» Written instruction:
Go through the listing and pick out each line with the word "this" in it.

» Data to process:
╭──

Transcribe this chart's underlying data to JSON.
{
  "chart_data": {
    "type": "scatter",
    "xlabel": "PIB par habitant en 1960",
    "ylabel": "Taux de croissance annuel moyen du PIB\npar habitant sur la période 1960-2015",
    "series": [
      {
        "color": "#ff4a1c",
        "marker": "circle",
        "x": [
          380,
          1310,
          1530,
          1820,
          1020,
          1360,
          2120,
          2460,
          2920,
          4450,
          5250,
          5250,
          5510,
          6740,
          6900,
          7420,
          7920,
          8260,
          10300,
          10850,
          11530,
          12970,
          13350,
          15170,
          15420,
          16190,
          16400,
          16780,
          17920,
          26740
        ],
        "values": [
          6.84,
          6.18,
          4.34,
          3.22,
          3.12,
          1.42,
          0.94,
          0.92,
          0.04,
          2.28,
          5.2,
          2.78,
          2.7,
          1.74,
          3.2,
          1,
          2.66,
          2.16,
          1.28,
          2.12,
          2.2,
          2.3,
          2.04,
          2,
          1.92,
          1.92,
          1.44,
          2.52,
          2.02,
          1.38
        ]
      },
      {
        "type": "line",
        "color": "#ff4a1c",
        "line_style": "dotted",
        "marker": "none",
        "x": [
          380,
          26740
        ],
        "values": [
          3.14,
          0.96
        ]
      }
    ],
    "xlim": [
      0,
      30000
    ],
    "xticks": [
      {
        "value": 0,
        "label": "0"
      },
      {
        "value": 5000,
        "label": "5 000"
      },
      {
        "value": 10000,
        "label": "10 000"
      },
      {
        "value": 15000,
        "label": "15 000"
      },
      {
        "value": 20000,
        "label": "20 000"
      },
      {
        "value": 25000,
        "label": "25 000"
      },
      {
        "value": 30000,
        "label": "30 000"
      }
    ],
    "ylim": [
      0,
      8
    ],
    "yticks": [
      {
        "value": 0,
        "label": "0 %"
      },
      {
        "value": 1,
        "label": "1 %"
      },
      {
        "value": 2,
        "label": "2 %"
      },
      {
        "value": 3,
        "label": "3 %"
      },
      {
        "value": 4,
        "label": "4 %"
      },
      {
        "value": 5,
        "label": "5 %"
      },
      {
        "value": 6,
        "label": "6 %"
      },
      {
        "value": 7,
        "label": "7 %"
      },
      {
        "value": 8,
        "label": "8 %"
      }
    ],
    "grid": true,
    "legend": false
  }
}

╰──
╭──

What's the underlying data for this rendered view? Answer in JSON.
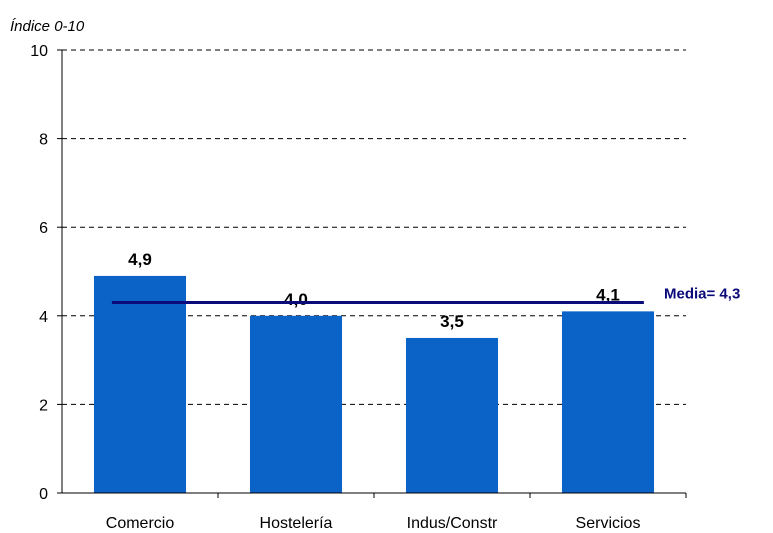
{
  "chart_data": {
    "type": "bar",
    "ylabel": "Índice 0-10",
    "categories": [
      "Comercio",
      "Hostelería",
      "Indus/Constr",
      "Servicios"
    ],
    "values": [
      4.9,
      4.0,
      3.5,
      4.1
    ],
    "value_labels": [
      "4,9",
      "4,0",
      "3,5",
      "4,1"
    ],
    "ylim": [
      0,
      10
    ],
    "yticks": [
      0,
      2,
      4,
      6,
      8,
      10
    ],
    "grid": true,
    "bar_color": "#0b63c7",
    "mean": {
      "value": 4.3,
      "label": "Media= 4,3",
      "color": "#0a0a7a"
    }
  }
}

╰──

» Final answer:
Transcribe this chart's underlying data to JSON.
What's the underlying data for this rendered view? Answer in JSON.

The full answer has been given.